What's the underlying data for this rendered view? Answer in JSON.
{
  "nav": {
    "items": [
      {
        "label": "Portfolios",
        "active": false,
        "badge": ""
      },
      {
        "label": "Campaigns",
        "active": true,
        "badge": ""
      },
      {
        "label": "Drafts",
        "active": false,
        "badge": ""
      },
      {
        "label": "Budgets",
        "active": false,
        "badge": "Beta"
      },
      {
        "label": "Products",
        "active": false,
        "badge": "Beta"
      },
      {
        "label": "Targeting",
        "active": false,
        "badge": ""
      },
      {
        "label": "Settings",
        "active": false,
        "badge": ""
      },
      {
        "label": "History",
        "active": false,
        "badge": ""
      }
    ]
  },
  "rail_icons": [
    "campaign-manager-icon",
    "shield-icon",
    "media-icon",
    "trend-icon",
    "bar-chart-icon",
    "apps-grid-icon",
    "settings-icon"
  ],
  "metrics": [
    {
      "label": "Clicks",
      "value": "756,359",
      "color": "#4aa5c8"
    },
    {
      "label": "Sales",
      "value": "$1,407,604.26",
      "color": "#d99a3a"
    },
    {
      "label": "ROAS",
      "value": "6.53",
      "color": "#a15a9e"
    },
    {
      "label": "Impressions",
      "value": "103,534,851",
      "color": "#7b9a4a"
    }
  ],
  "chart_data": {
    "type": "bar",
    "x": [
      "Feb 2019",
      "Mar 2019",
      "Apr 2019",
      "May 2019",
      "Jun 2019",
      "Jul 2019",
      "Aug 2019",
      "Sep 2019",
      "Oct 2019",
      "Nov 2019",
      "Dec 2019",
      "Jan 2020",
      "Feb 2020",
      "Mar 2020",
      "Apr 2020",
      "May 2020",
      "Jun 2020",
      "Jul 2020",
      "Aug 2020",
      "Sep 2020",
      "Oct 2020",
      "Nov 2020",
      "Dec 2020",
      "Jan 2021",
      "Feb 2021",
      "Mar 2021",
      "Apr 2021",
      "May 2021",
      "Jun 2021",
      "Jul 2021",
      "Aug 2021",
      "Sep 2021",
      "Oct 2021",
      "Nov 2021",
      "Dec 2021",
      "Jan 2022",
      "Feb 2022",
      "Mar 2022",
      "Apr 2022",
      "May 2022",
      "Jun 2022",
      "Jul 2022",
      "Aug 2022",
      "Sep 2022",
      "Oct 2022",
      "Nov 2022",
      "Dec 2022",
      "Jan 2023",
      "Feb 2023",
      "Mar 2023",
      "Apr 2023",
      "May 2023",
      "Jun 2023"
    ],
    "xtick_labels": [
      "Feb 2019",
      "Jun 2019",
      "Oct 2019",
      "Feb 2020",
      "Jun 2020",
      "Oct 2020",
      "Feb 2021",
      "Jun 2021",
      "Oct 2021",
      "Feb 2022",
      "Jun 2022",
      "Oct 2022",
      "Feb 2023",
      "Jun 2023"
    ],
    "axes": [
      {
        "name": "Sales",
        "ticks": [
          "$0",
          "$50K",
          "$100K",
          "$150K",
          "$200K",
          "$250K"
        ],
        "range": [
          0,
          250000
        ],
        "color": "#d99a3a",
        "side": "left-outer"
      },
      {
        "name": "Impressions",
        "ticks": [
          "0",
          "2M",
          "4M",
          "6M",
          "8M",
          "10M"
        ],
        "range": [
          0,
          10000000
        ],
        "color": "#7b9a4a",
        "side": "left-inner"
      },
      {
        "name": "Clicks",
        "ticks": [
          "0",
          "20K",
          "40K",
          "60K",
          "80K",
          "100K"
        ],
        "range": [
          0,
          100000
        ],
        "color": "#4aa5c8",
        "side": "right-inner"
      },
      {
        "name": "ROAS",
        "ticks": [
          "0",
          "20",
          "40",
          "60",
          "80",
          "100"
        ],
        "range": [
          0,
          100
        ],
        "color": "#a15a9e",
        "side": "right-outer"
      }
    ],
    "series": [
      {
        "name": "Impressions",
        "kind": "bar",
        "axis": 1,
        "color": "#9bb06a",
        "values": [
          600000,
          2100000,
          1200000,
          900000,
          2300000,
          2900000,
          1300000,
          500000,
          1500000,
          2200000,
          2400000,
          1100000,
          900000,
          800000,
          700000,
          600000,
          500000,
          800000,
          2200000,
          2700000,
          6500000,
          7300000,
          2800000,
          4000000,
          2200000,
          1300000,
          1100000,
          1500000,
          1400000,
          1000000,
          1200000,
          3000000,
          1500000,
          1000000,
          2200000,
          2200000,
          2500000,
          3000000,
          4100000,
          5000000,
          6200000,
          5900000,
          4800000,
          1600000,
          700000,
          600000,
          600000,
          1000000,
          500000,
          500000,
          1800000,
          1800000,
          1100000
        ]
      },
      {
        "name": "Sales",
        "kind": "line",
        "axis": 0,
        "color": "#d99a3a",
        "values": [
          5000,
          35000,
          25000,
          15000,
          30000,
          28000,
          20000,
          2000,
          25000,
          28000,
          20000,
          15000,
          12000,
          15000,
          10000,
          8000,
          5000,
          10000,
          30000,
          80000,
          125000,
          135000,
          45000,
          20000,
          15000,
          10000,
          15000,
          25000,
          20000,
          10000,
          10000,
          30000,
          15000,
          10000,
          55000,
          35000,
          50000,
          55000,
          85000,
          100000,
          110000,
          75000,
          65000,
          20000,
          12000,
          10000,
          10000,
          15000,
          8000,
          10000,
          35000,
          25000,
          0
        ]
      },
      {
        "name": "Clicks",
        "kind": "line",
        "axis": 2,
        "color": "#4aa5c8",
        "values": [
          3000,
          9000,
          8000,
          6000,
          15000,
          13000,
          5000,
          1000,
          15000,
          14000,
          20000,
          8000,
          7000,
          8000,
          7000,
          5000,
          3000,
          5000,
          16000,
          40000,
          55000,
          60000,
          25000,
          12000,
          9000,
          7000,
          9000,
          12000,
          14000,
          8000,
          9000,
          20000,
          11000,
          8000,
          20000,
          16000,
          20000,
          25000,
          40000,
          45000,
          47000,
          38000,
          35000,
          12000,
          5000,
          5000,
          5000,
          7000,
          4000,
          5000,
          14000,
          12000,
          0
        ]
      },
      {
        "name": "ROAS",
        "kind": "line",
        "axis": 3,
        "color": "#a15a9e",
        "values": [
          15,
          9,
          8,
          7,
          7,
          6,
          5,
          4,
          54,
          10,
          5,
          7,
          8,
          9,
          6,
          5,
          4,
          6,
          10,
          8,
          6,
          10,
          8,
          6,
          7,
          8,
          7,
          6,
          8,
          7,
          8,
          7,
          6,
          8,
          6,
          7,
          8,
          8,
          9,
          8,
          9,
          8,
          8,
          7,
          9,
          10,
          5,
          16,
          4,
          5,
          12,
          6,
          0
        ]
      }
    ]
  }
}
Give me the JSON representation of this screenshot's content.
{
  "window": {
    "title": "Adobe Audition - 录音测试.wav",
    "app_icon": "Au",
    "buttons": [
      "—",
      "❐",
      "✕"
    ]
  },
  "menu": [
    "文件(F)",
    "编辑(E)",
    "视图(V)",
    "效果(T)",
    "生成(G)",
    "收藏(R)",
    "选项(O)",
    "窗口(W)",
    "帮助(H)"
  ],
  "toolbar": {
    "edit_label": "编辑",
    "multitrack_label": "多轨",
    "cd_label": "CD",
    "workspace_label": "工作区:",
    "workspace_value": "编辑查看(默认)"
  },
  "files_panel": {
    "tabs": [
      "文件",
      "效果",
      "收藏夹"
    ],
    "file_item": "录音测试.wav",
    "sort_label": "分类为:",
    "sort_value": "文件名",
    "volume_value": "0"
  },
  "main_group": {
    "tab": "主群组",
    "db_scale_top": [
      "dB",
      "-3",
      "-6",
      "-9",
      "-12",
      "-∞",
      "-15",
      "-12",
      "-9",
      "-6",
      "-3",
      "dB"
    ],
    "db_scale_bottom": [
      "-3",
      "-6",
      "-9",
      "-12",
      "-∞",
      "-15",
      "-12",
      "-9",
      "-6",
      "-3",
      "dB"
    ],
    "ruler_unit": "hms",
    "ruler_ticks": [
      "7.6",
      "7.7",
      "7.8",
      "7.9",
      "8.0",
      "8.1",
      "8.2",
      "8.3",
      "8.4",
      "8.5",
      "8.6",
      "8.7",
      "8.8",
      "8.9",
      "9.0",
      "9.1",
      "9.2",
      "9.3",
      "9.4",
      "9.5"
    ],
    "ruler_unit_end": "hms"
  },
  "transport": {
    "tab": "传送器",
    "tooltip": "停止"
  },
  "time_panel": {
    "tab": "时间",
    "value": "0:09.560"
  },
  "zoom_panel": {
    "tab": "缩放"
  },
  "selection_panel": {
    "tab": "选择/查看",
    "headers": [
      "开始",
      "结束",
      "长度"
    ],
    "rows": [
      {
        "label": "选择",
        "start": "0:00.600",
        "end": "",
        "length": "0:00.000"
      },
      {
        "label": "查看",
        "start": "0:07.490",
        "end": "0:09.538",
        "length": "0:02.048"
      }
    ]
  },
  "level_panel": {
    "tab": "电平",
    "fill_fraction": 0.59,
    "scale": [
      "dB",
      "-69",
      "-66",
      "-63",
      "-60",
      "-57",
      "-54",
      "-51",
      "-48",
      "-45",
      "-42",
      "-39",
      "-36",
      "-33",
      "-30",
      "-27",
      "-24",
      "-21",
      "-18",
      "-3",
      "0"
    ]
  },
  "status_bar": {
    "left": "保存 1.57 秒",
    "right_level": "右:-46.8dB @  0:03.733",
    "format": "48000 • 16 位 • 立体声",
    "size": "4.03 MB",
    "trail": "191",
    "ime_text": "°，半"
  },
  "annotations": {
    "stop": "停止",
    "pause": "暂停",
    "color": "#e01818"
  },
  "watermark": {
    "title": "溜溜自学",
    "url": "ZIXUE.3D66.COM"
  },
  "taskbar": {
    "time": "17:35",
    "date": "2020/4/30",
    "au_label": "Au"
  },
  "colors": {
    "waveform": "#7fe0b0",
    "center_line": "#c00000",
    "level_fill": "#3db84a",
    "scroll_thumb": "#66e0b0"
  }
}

* [Your task]
Take every line from the data that contains the word "录音测试".

* [Solution to this exercise]
    "title": "Adobe Audition - 录音测试.wav",
    "file_item": "录音测试.wav",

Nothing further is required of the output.